> What is required:
Lines containing the word "title" should be extracted in full.

> Records provided:
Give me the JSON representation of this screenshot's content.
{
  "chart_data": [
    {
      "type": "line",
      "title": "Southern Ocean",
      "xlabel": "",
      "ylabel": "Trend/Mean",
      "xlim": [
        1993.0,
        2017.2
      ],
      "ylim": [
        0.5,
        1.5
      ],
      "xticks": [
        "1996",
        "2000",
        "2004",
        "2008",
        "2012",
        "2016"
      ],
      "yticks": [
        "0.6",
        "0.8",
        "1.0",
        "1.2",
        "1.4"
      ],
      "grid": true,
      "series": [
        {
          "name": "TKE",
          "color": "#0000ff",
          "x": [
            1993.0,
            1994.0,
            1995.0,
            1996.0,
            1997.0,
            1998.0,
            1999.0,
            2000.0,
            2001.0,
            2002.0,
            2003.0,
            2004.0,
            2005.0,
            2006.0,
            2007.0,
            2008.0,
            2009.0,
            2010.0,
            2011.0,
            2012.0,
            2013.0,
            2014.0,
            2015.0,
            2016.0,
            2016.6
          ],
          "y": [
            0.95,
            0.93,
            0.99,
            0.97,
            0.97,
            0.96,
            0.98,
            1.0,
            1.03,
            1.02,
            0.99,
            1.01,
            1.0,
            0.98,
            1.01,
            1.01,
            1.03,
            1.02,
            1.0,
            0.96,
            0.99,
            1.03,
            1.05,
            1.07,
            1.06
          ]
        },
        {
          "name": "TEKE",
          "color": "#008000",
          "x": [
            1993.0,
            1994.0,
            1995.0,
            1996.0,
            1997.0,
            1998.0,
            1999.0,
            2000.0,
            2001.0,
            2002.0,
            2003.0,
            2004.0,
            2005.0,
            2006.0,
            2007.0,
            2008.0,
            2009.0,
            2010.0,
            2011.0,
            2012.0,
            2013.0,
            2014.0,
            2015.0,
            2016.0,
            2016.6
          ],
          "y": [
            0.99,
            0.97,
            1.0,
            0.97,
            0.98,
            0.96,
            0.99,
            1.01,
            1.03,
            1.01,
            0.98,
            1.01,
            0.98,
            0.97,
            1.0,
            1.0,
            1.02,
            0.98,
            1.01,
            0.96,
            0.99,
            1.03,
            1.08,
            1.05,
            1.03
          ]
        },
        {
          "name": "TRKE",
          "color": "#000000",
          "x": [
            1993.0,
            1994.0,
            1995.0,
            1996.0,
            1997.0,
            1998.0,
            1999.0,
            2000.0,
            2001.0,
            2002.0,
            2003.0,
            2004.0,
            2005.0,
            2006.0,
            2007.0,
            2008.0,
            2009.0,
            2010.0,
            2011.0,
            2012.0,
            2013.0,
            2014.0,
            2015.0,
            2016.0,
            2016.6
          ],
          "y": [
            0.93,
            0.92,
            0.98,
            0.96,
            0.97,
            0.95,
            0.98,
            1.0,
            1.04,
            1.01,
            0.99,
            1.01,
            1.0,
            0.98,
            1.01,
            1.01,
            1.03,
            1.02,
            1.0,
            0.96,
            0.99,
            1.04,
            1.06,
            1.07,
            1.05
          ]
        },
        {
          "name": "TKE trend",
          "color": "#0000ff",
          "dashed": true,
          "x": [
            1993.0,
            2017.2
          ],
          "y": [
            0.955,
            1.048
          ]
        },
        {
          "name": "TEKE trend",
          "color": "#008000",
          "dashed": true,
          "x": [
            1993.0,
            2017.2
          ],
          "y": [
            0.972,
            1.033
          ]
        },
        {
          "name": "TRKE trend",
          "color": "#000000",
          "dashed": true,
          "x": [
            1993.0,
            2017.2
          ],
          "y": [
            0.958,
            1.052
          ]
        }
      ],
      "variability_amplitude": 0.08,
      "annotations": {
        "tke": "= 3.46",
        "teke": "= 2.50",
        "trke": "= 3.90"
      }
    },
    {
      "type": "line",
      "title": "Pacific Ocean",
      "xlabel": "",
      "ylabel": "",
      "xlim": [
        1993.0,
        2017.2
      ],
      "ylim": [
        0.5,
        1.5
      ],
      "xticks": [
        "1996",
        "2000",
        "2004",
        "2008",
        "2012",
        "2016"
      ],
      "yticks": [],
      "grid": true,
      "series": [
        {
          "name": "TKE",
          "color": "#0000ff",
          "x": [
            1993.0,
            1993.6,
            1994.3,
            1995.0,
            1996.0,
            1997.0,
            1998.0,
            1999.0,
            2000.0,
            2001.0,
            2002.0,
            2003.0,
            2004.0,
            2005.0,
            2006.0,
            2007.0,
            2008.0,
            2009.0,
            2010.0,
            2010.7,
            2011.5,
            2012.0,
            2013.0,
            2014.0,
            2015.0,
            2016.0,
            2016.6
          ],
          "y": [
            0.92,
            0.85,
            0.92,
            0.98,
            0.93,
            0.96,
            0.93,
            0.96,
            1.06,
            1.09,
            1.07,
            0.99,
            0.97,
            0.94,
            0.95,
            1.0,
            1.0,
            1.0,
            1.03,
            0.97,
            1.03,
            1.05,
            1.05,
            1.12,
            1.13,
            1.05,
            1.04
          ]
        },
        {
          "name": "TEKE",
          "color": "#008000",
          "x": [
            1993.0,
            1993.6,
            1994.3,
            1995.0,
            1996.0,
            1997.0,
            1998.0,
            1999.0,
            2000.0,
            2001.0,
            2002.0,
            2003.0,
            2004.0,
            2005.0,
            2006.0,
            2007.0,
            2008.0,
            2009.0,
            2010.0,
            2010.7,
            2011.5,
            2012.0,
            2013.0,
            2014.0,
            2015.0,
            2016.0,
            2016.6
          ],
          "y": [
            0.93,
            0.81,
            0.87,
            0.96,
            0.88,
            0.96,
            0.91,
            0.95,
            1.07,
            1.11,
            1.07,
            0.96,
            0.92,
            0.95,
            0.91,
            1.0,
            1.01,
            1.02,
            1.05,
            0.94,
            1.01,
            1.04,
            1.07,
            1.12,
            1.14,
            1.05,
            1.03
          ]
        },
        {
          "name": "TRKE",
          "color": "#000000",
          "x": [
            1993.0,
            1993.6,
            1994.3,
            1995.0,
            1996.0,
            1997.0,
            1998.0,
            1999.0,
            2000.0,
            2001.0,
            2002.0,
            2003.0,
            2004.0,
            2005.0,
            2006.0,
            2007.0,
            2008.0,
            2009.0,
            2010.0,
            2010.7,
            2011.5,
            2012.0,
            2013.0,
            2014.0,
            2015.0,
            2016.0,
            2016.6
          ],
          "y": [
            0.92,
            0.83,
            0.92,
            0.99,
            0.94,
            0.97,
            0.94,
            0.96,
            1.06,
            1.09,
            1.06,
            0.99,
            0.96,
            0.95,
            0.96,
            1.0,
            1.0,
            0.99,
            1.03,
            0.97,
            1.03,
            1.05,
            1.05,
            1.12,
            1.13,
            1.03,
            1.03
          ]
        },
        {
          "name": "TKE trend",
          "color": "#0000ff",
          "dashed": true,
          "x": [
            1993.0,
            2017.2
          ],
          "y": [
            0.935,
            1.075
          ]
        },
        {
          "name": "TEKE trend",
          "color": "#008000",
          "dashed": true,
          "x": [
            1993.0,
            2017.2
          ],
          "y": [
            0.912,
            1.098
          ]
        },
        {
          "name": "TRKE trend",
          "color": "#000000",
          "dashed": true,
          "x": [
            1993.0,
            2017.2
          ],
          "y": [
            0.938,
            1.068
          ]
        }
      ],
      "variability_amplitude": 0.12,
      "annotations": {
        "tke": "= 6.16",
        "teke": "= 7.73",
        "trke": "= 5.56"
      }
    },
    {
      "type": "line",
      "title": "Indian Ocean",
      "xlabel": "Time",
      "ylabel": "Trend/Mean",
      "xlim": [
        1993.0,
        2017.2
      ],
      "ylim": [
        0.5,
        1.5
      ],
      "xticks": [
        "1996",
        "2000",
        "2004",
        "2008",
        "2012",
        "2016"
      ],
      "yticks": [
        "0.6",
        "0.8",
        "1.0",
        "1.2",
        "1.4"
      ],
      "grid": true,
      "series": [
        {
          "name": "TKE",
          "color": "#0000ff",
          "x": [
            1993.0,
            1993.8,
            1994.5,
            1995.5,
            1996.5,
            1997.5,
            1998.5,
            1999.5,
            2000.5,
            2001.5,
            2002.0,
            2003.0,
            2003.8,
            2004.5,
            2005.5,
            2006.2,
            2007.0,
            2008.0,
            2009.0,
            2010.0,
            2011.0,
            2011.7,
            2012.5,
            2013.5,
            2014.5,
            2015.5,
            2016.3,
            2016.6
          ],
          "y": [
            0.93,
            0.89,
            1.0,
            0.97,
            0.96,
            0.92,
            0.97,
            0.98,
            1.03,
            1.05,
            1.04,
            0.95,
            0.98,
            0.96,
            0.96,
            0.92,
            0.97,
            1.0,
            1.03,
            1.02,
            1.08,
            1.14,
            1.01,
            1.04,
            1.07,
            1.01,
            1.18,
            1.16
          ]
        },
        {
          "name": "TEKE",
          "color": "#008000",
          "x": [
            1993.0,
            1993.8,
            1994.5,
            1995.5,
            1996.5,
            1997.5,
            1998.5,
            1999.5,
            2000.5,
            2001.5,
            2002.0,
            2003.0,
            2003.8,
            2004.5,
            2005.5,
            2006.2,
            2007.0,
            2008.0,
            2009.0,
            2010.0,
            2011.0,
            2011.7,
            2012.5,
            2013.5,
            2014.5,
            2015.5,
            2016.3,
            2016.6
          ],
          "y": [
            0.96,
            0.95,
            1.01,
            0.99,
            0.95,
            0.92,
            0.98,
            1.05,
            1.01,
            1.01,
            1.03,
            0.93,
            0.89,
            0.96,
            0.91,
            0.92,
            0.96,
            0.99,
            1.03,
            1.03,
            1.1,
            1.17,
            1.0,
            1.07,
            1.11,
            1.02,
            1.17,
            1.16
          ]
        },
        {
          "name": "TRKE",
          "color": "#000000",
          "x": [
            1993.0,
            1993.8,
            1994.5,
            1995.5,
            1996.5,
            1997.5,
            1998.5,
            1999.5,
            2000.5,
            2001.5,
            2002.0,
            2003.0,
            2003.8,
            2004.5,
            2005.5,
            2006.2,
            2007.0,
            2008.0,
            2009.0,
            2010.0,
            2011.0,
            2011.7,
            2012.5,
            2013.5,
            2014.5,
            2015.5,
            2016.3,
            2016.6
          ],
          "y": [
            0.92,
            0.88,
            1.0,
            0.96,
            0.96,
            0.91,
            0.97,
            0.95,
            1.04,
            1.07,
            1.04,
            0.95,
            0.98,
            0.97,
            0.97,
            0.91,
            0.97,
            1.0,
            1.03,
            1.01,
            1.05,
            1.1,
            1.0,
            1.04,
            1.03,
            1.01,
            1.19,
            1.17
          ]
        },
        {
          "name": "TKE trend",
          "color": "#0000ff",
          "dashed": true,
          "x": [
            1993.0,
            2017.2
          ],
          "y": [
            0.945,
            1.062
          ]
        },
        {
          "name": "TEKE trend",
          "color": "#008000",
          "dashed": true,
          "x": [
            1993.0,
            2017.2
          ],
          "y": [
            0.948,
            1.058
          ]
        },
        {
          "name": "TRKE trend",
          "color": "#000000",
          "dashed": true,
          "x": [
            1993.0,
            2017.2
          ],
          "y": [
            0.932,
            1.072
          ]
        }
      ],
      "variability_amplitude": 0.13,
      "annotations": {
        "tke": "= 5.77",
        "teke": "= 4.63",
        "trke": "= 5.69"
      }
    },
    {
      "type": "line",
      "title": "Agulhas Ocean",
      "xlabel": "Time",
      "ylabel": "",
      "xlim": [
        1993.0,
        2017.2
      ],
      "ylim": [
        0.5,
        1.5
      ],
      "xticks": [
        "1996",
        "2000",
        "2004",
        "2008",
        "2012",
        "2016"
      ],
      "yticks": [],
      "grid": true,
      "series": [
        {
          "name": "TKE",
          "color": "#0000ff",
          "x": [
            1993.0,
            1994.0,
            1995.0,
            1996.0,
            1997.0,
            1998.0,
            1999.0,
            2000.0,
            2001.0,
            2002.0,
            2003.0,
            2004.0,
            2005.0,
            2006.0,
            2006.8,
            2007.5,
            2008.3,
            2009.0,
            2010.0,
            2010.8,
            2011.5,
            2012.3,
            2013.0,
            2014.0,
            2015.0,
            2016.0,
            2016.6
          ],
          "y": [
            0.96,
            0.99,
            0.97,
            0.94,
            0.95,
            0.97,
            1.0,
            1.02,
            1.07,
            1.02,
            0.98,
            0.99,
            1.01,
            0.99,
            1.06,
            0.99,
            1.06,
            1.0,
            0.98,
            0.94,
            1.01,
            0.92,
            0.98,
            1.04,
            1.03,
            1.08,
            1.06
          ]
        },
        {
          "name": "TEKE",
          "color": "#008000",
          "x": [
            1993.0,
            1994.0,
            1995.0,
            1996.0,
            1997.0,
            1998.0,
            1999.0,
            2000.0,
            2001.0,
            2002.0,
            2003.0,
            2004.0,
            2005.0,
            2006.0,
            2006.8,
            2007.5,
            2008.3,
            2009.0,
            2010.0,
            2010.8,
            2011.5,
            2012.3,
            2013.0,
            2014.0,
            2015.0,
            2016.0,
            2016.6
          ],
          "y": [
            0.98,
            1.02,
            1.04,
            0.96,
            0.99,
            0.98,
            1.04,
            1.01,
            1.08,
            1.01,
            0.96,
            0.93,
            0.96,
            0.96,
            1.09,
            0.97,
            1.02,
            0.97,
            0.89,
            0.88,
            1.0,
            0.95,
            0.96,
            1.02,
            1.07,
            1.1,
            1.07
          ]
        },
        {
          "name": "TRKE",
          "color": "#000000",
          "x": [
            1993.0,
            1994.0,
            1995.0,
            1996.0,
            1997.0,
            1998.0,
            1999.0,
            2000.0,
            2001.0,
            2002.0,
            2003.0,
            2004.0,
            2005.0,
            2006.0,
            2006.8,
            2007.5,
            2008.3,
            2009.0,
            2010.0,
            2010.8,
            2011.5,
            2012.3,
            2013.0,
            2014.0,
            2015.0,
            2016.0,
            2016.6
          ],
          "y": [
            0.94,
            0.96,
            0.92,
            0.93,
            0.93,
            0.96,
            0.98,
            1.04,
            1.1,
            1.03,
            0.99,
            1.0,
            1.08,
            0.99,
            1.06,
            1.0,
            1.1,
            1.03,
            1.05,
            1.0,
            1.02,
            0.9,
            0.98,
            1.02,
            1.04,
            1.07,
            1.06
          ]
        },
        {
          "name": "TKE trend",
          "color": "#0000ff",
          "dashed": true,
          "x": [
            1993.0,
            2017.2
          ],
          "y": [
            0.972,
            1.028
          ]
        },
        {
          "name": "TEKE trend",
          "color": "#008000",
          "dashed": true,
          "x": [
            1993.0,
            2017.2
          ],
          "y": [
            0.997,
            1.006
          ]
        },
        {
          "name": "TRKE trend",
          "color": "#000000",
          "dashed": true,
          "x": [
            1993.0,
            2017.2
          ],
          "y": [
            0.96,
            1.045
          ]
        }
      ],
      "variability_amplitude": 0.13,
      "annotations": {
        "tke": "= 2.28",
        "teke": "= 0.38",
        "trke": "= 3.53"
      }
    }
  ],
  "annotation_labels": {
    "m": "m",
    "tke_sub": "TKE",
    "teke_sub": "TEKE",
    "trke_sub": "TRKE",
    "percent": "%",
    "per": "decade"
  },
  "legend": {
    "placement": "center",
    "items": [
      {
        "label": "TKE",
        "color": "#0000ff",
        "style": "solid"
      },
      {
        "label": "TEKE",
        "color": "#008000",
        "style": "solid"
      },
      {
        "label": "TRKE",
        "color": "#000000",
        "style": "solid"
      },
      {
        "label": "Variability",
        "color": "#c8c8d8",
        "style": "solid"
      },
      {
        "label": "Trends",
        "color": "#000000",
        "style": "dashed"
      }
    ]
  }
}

> Task answer:
      "title": "Southern Ocean",
      "title": "Pacific Ocean",
      "title": "Indian Ocean",
      "title": "Agulhas Ocean",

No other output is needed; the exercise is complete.